▶ [SHORT EXERCISE] Copy the records below exactly, leaving out every picture.

§ §

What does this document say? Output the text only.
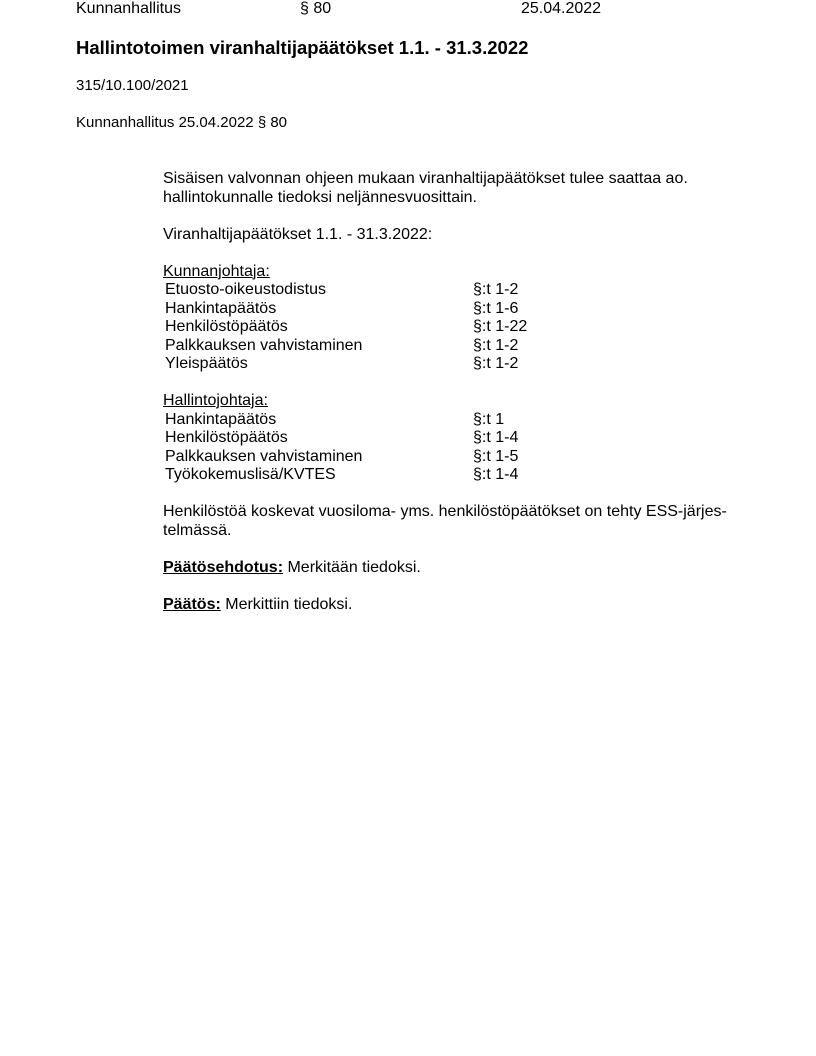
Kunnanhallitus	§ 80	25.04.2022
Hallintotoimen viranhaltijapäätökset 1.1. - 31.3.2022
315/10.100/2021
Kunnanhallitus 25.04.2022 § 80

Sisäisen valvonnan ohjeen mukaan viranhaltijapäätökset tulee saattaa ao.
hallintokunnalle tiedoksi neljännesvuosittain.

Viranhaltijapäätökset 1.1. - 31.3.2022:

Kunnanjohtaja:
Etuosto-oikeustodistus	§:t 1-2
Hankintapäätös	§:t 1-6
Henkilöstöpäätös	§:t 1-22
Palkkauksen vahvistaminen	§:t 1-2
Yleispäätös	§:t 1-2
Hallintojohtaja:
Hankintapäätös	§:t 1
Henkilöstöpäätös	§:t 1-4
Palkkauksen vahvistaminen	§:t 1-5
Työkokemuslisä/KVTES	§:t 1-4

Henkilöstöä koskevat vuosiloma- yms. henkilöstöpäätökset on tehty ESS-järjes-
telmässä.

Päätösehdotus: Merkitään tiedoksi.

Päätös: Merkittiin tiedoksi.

§ §

▶ [TASK SOLUTION]
What does this document say? Output the text only.
Kunnanhallitus	§ 80	25.04.2022
Hallintotoimen viranhaltijapäätökset 1.1. - 31.3.2022
315/10.100/2021
Kunnanhallitus 25.04.2022 § 80

Sisäisen valvonnan ohjeen mukaan viranhaltijapäätökset tulee saattaa ao.
hallintokunnalle tiedoksi neljännesvuosittain.

Viranhaltijapäätökset 1.1. - 31.3.2022:

Kunnanjohtaja:
Etuosto-oikeustodistus	§:t 1-2
Hankintapäätös	§:t 1-6
Henkilöstöpäätös	§:t 1-22
Palkkauksen vahvistaminen	§:t 1-2
Yleispäätös	§:t 1-2
Hallintojohtaja:
Hankintapäätös	§:t 1
Henkilöstöpäätös	§:t 1-4
Palkkauksen vahvistaminen	§:t 1-5
Työkokemuslisä/KVTES	§:t 1-4

Henkilöstöä koskevat vuosiloma- yms. henkilöstöpäätökset on tehty ESS-järjes-
telmässä.

Päätösehdotus: Merkitään tiedoksi.

Päätös: Merkittiin tiedoksi.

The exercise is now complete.